* TASK TO COMPLETE: Every line that holds the string "батьки" is to be identified and copied.

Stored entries
---
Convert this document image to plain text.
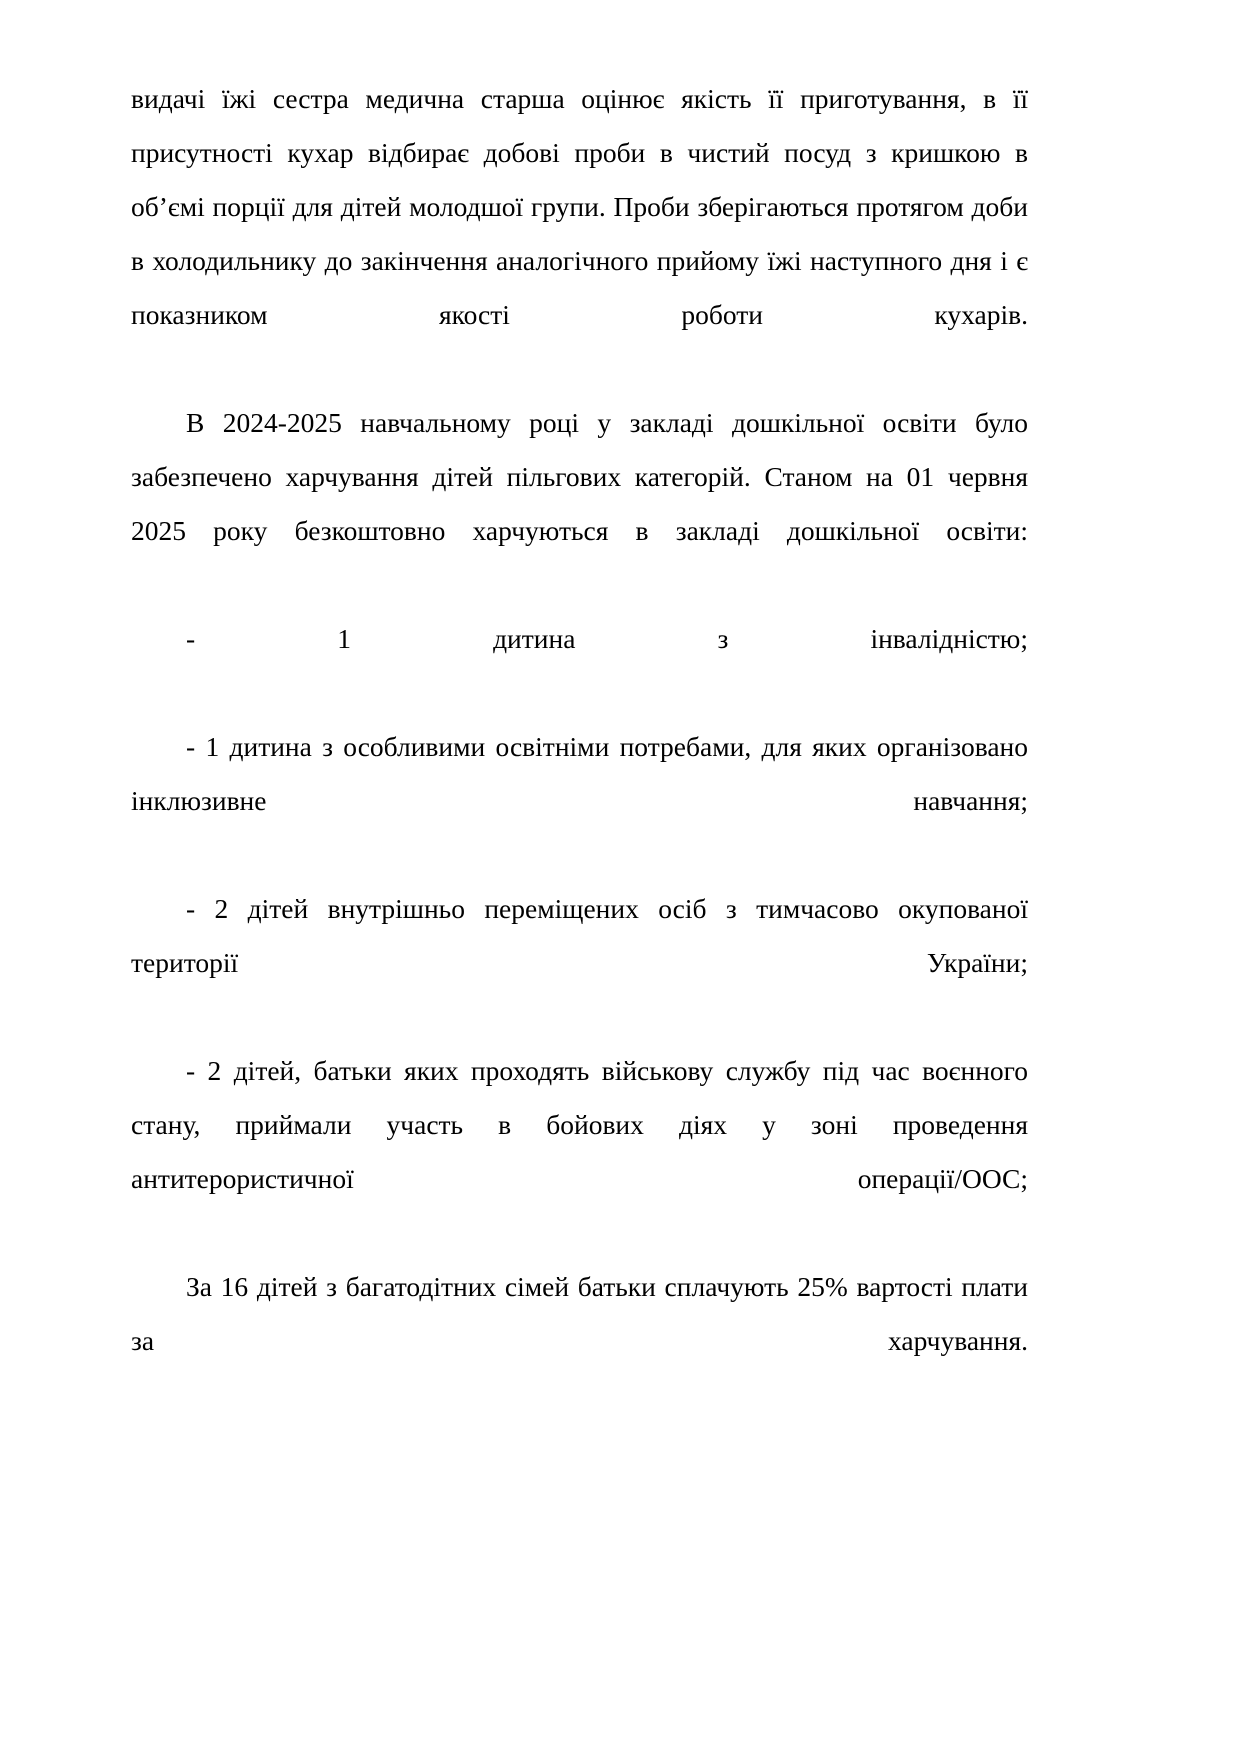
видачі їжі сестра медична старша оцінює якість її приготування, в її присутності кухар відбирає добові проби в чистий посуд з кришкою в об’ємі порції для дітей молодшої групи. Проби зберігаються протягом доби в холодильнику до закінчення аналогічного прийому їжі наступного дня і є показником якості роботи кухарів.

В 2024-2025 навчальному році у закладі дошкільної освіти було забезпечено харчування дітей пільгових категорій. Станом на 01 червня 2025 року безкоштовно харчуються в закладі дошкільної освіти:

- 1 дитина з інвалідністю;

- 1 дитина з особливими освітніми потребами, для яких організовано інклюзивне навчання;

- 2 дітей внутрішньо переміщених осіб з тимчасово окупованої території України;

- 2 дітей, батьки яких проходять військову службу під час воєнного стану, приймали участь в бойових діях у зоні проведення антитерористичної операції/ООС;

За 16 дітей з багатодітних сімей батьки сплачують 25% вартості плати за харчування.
---
* OUTPUT FOR THIS TASK:
- 2 дітей, батьки яких проходять військову службу під час воєнного стану, приймали участь в бойових діях у зоні проведення антитерористичної операції/ООС;
За 16 дітей з багатодітних сімей батьки сплачують 25% вартості плати за харчування.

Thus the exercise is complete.